— Extracted data entries —
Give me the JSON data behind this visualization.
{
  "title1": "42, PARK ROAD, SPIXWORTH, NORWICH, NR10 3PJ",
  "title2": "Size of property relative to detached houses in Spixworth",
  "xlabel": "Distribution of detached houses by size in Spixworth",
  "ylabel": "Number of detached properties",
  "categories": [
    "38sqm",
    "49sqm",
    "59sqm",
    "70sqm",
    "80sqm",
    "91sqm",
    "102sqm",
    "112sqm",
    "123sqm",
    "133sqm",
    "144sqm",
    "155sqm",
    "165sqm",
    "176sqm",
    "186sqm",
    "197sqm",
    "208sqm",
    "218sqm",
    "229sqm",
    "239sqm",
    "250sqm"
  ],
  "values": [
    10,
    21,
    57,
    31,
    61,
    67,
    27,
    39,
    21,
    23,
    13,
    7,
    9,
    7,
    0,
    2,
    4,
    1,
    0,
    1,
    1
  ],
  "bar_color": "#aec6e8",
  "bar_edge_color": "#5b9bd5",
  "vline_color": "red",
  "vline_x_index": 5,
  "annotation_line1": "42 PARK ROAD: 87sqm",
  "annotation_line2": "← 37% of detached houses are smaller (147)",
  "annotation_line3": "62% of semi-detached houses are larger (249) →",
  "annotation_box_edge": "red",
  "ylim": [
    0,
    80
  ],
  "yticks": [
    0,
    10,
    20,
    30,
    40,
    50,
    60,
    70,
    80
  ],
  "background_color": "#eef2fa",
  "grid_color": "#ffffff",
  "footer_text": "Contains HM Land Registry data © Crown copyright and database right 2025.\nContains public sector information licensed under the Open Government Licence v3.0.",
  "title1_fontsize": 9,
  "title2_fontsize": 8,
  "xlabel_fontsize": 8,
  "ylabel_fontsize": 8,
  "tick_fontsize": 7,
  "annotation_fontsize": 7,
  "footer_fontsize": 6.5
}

— Task statement —
Restate the whole listing exactly, leaving out nothing.

— Task answer —
Give me the JSON data behind this visualization.
{
  "title1": "42, PARK ROAD, SPIXWORTH, NORWICH, NR10 3PJ",
  "title2": "Size of property relative to detached houses in Spixworth",
  "xlabel": "Distribution of detached houses by size in Spixworth",
  "ylabel": "Number of detached properties",
  "categories": [
    "38sqm",
    "49sqm",
    "59sqm",
    "70sqm",
    "80sqm",
    "91sqm",
    "102sqm",
    "112sqm",
    "123sqm",
    "133sqm",
    "144sqm",
    "155sqm",
    "165sqm",
    "176sqm",
    "186sqm",
    "197sqm",
    "208sqm",
    "218sqm",
    "229sqm",
    "239sqm",
    "250sqm"
  ],
  "values": [
    10,
    21,
    57,
    31,
    61,
    67,
    27,
    39,
    21,
    23,
    13,
    7,
    9,
    7,
    0,
    2,
    4,
    1,
    0,
    1,
    1
  ],
  "bar_color": "#aec6e8",
  "bar_edge_color": "#5b9bd5",
  "vline_color": "red",
  "vline_x_index": 5,
  "annotation_line1": "42 PARK ROAD: 87sqm",
  "annotation_line2": "← 37% of detached houses are smaller (147)",
  "annotation_line3": "62% of semi-detached houses are larger (249) →",
  "annotation_box_edge": "red",
  "ylim": [
    0,
    80
  ],
  "yticks": [
    0,
    10,
    20,
    30,
    40,
    50,
    60,
    70,
    80
  ],
  "background_color": "#eef2fa",
  "grid_color": "#ffffff",
  "footer_text": "Contains HM Land Registry data © Crown copyright and database right 2025.\nContains public sector information licensed under the Open Government Licence v3.0.",
  "title1_fontsize": 9,
  "title2_fontsize": 8,
  "xlabel_fontsize": 8,
  "ylabel_fontsize": 8,
  "tick_fontsize": 7,
  "annotation_fontsize": 7,
  "footer_fontsize": 6.5
}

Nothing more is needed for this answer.